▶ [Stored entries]
────
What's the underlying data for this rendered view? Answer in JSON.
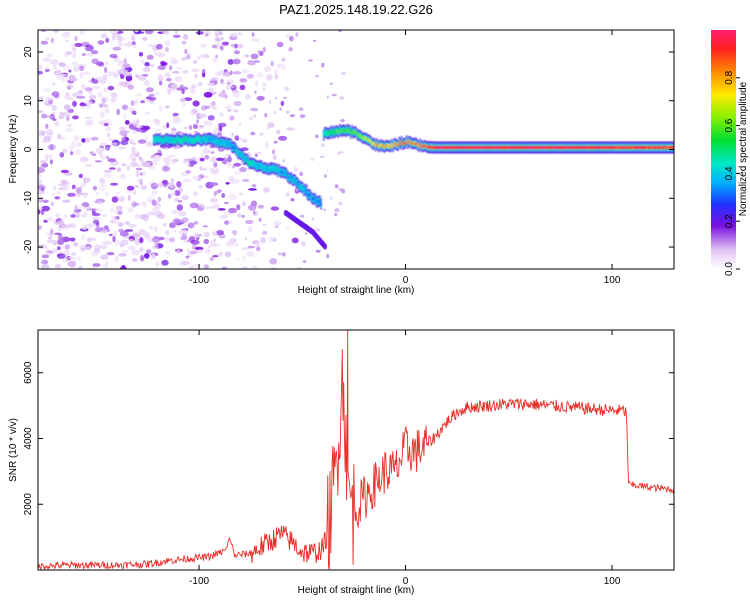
{
  "page": {
    "title": "PAZ1.2025.148.19.22.G26"
  },
  "chart_data": [
    {
      "type": "heatmap",
      "title": "PAZ1.2025.148.19.22.G26",
      "xlabel": "Height of straight line (km)",
      "ylabel": "Frequency (Hz)",
      "xlim": [
        -178,
        130
      ],
      "ylim": [
        -24.5,
        24.5
      ],
      "x_ticks": [
        -100,
        0,
        100
      ],
      "y_ticks": [
        -20,
        -10,
        0,
        10,
        20
      ],
      "colorbar": {
        "label": "Normalized spectral amplitude",
        "range": [
          0,
          1
        ],
        "ticks": [
          "0.0",
          "0.2",
          "0.4",
          "0.6",
          "0.8"
        ]
      },
      "ridge": {
        "x": [
          -122,
          -110,
          -100,
          -95,
          -90,
          -85,
          -80,
          -75,
          -70,
          -65,
          -60,
          -55,
          -50,
          -45,
          -41,
          -40,
          -38,
          -35,
          -30,
          -25,
          -20,
          -15,
          -10,
          -5,
          0,
          5,
          10,
          15,
          30,
          60,
          100,
          130
        ],
        "frequency": [
          2,
          2,
          2,
          2,
          1.5,
          1,
          -1,
          -3,
          -3.5,
          -4,
          -4.5,
          -6,
          -8,
          -10,
          -11,
          3,
          3.5,
          3.5,
          4,
          3.5,
          2.5,
          1,
          0.5,
          1,
          1.5,
          1,
          0.5,
          0.4,
          0.4,
          0.4,
          0.4,
          0.4
        ],
        "amplitude": [
          0.4,
          0.45,
          0.45,
          0.4,
          0.4,
          0.35,
          0.4,
          0.45,
          0.4,
          0.4,
          0.35,
          0.35,
          0.35,
          0.3,
          0.3,
          0.45,
          0.5,
          0.55,
          0.55,
          0.6,
          0.65,
          0.75,
          0.8,
          0.8,
          0.85,
          0.85,
          0.9,
          0.95,
          0.95,
          0.95,
          0.92,
          0.9
        ]
      },
      "noise_region": [
        -178,
        -120
      ]
    },
    {
      "type": "line",
      "xlabel": "Height of straight line (km)",
      "ylabel": "SNR (10 * v/v)",
      "xlim": [
        -178,
        130
      ],
      "ylim": [
        0,
        7300
      ],
      "x_ticks": [
        -100,
        0,
        100
      ],
      "y_ticks": [
        2000,
        4000,
        6000
      ],
      "line_color": "#e8302a",
      "series": [
        {
          "x": [
            -178,
            -160,
            -140,
            -125,
            -115,
            -105,
            -95,
            -87,
            -85,
            -83,
            -75,
            -70,
            -65,
            -60,
            -55,
            -50,
            -45,
            -40,
            -37,
            -34,
            -32,
            -30,
            -28,
            -25,
            -20,
            -15,
            -10,
            -5,
            0,
            5,
            10,
            15,
            20,
            25,
            30,
            40,
            50,
            60,
            70,
            80,
            90,
            100,
            105,
            107,
            108,
            115,
            120,
            130
          ],
          "y": [
            120,
            150,
            150,
            180,
            280,
            350,
            400,
            600,
            1000,
            450,
            500,
            700,
            900,
            1100,
            850,
            550,
            500,
            650,
            1300,
            2800,
            4800,
            6000,
            2500,
            1800,
            2200,
            2600,
            3000,
            3000,
            3700,
            3600,
            3800,
            4100,
            4500,
            4800,
            4950,
            5000,
            5050,
            5050,
            5000,
            4950,
            4900,
            4850,
            4850,
            4800,
            2600,
            2550,
            2500,
            2450
          ]
        }
      ]
    }
  ]
}
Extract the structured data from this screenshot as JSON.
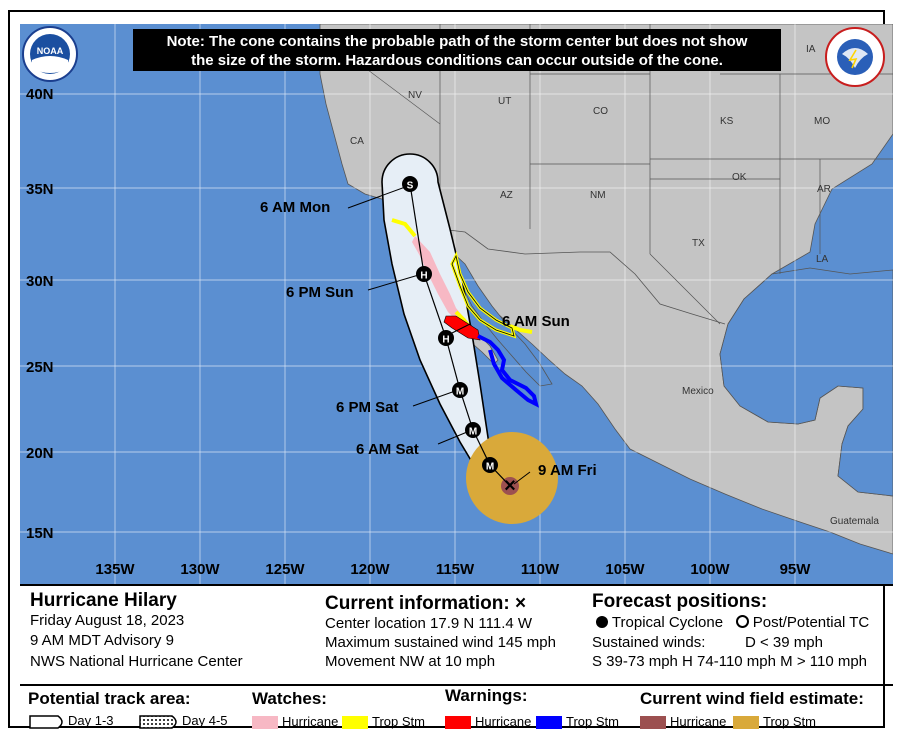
────
Locate all lines in the listing above with the word "this". Copy them.

▶ [EXERCISE OUTPUT]
What's the underlying data for this rendered view? Answer in JSON.
Extract the structured data from this screenshot as JSON.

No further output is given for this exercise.